● To be done: Pictures aside, repeat every entry exactly.

┌─ Entries supplied

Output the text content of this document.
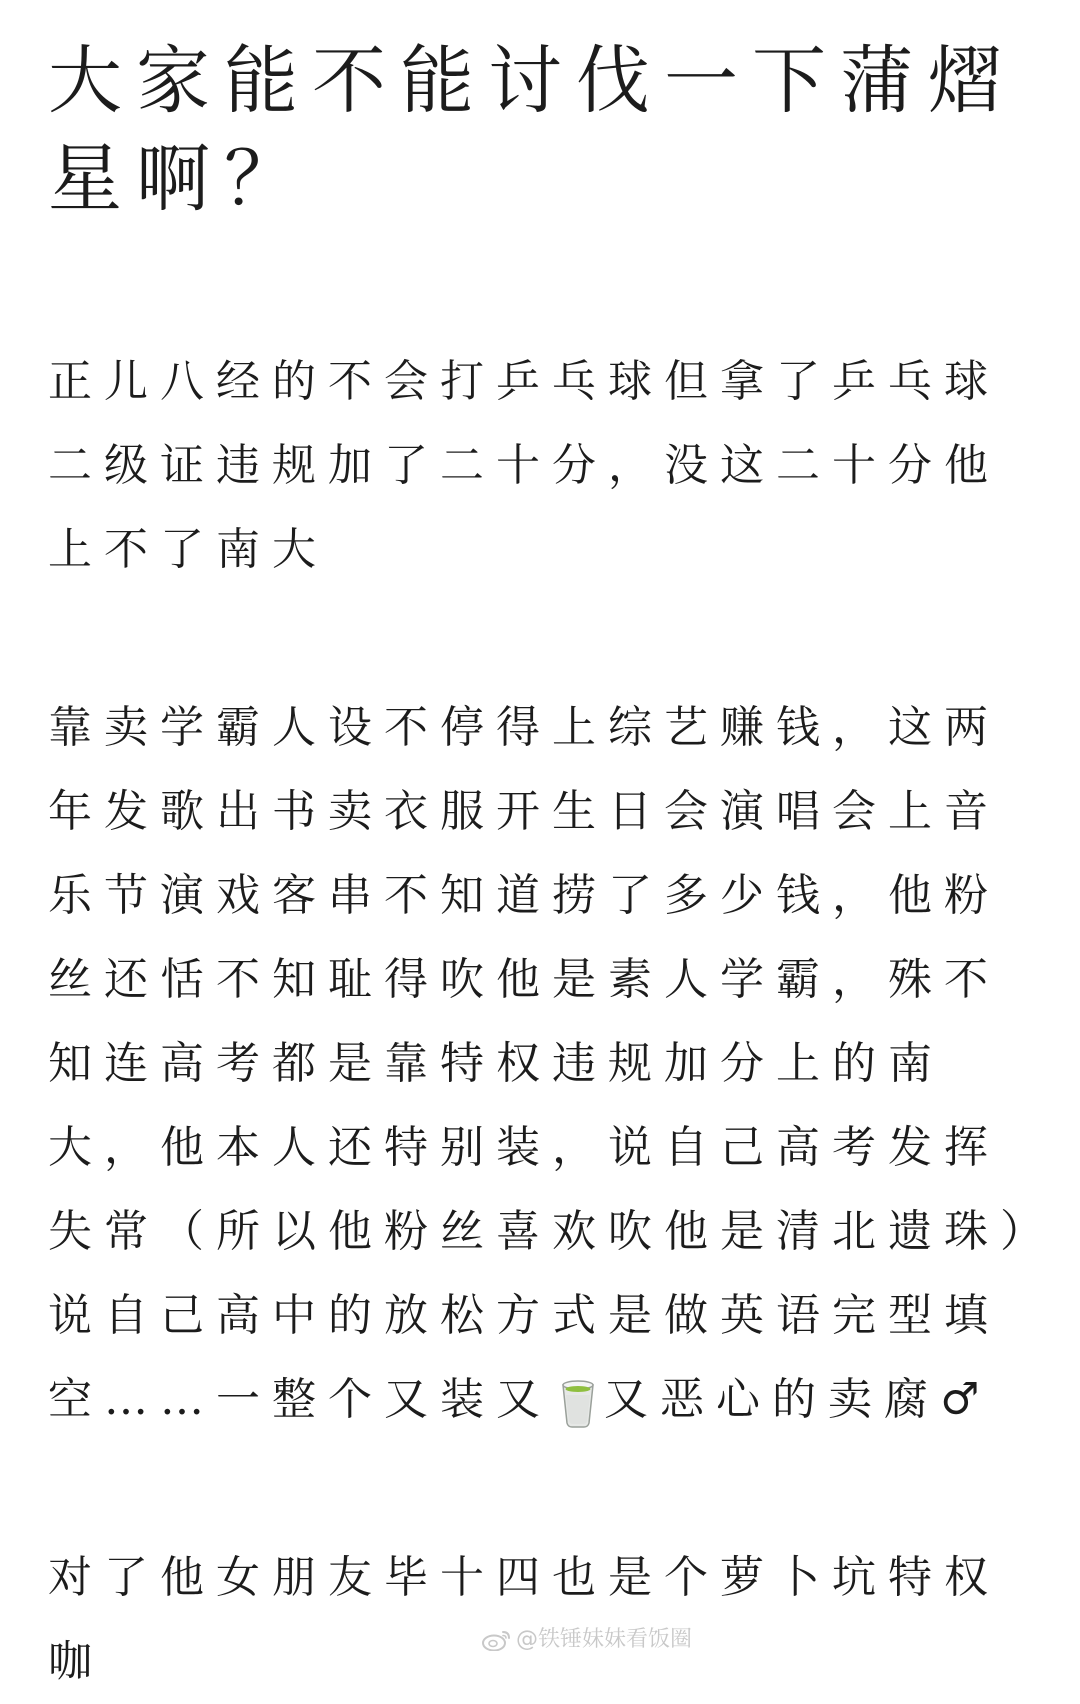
大家能不能讨伐一下蒲熠星啊？

正儿八经的不会打乒乓球但拿了乒乓球二级证违规加了二十分，没这二十分他上不了南大

靠卖学霸人设不停得上综艺赚钱，这两年发歌出书卖衣服开生日会演唱会上音乐节演戏客串不知道捞了多少钱，他粉丝还恬不知耻得吹他是素人学霸，殊不知连高考都是靠特权违规加分上的南大，他本人还特别装，说自己高考发挥失常（所以他粉丝喜欢吹他是清北遗珠）说自己高中的放松方式是做英语完型填空……一整个又装又 又恶心的卖腐♂

对了他女朋友毕十四也是个萝卜坑特权咖	@铁锤妹妹看饭圈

└─

● Answer for this exercise:
Output the text content of this document.
大家能不能讨伐一下蒲熠星啊？

正儿八经的不会打乒乓球但拿了乒乓球二级证违规加了二十分，没这二十分他上不了南大

靠卖学霸人设不停得上综艺赚钱，这两年发歌出书卖衣服开生日会演唱会上音乐节演戏客串不知道捞了多少钱，他粉丝还恬不知耻得吹他是素人学霸，殊不知连高考都是靠特权违规加分上的南大，他本人还特别装，说自己高考发挥失常（所以他粉丝喜欢吹他是清北遗珠）说自己高中的放松方式是做英语完型填空……一整个又装又 又恶心的卖腐♂

对了他女朋友毕十四也是个萝卜坑特权咖	@铁锤妹妹看饭圈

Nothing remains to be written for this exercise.